Stored rows
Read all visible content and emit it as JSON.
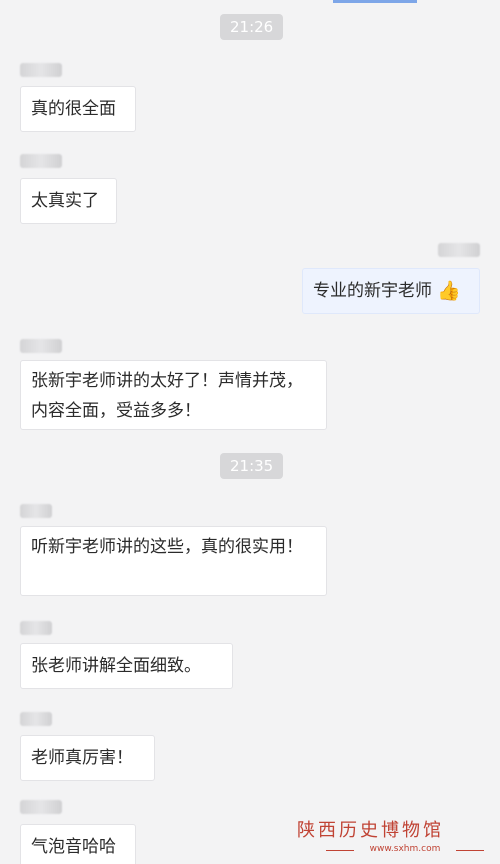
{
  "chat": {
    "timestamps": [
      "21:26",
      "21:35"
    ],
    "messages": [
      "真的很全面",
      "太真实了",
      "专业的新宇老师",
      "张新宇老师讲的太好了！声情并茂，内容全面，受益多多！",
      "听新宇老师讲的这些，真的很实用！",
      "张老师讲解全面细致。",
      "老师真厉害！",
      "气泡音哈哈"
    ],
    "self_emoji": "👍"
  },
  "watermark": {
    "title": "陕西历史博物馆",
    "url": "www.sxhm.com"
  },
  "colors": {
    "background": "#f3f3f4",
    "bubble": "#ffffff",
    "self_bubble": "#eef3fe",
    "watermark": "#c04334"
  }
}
* * *
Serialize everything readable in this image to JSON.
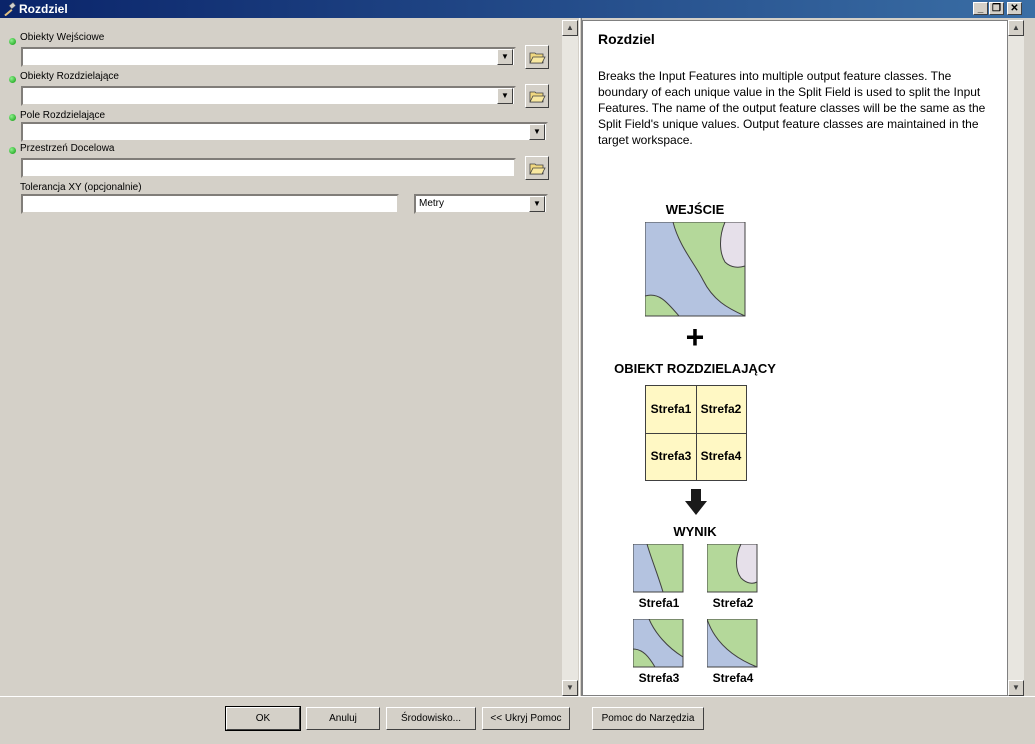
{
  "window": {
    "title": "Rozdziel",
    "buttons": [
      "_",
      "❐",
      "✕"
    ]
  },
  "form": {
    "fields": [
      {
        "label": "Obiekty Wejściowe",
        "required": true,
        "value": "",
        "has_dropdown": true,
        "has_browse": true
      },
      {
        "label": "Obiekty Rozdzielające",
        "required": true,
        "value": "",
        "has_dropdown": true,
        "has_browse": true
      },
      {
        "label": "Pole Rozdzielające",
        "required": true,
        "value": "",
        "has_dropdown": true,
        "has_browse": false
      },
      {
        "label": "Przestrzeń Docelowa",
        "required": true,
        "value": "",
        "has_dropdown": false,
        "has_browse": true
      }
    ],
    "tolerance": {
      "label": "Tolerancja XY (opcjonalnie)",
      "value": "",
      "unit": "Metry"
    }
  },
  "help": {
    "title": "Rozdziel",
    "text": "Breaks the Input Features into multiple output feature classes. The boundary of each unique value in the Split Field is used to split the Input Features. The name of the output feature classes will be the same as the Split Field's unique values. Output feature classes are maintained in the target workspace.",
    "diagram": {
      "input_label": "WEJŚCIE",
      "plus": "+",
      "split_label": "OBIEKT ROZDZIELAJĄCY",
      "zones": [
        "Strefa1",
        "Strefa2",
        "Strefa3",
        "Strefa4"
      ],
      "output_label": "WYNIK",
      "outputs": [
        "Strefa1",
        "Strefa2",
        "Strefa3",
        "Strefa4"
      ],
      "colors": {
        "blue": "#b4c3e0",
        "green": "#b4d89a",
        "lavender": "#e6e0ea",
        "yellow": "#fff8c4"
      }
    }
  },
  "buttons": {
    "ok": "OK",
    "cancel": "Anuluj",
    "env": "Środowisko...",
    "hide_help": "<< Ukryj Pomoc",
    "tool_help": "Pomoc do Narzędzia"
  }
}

Goal
Select the lines from the entries that include the word "Rozdzielające".

Result for this task
        "label": "Obiekty Rozdzielające",
        "label": "Pole Rozdzielające",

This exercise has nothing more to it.